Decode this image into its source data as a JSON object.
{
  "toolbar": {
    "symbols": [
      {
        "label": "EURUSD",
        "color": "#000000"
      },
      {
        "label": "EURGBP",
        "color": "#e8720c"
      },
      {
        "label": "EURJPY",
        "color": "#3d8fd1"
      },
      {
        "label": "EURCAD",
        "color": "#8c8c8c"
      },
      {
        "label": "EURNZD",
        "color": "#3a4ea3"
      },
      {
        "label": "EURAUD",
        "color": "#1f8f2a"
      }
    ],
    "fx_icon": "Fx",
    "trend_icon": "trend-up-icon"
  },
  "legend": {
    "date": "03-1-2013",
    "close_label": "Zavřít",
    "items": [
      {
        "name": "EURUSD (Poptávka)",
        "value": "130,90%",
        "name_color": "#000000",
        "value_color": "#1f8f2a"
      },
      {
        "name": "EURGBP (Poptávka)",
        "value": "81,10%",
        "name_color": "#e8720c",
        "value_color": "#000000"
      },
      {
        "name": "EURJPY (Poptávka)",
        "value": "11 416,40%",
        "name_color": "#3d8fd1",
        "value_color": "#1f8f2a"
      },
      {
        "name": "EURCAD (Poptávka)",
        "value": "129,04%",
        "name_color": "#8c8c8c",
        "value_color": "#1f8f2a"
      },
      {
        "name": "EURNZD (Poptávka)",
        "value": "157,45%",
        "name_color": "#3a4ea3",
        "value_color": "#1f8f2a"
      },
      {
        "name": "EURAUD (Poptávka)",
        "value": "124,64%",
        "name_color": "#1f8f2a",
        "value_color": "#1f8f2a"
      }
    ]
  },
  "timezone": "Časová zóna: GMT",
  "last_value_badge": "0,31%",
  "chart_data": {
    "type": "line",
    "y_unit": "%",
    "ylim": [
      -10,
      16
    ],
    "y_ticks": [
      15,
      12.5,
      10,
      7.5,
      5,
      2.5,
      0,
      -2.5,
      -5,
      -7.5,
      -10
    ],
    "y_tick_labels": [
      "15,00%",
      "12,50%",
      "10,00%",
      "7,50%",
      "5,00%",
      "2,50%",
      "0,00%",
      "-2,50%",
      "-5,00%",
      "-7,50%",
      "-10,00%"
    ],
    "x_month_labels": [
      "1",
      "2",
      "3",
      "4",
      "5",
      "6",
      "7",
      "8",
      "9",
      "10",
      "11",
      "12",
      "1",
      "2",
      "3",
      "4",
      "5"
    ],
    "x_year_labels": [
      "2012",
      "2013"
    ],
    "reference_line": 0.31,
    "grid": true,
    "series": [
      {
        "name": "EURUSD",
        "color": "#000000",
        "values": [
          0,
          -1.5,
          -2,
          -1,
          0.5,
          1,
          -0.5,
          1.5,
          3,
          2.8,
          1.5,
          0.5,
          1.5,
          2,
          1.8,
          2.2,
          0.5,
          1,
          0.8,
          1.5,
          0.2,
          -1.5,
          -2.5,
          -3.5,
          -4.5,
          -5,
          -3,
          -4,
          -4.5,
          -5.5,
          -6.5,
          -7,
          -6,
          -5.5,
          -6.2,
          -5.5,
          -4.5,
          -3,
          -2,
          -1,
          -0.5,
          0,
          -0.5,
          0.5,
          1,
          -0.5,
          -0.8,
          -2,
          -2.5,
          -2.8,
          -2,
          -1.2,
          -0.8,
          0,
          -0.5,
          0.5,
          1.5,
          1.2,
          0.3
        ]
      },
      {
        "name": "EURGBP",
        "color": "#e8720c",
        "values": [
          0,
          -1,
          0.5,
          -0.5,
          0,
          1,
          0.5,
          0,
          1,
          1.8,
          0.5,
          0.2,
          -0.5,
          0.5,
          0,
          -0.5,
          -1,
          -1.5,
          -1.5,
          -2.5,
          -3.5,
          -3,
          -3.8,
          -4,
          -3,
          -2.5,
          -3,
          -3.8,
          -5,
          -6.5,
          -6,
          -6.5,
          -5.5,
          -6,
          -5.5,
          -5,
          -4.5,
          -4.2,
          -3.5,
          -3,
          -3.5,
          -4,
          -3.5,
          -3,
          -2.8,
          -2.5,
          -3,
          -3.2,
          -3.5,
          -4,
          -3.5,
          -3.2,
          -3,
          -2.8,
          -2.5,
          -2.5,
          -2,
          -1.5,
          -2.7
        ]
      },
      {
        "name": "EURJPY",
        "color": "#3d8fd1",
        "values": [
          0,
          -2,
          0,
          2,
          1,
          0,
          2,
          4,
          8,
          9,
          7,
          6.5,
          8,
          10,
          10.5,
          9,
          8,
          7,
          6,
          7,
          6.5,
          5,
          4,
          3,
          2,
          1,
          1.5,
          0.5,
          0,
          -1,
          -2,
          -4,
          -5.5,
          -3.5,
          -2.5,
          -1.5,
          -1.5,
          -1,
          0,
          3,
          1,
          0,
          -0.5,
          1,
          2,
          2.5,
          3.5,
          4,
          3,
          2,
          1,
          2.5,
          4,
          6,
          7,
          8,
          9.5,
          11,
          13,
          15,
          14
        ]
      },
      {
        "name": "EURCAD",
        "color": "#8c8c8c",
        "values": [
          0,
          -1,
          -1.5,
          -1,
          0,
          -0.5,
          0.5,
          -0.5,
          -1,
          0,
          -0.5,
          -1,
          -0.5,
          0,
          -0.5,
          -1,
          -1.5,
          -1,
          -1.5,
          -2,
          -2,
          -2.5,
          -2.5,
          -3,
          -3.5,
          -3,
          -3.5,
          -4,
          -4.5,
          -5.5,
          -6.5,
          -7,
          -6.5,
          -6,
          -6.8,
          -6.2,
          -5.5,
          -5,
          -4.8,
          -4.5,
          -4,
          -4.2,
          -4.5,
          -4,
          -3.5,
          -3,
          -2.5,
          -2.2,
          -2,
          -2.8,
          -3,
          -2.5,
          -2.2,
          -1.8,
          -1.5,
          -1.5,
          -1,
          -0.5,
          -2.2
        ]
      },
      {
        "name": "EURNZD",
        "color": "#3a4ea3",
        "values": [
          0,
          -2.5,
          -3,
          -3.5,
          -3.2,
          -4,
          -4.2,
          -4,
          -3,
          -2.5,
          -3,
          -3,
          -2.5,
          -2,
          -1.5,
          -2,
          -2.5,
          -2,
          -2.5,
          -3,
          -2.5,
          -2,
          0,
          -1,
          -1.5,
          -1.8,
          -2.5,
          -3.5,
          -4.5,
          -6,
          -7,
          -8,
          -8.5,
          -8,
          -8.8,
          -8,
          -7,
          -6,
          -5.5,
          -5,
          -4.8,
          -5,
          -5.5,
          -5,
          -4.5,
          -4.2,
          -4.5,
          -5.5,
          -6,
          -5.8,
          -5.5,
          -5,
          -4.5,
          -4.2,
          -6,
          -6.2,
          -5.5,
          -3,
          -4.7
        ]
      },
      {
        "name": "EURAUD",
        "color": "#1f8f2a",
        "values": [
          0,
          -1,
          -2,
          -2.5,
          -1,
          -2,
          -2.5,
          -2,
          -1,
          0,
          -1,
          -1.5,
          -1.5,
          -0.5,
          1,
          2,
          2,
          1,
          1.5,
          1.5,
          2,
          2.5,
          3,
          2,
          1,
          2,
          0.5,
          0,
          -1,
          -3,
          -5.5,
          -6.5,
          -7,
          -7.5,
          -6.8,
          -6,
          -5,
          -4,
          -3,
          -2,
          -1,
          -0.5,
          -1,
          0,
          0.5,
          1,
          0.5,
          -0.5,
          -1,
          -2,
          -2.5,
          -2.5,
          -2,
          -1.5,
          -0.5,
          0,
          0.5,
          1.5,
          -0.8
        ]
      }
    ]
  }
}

#### [CHALLENGE]
Reply with nothing but a number: how many lines of the entries above contain the string "EURGBP"?

#### [RESULT OF THIS EXERCISE]
3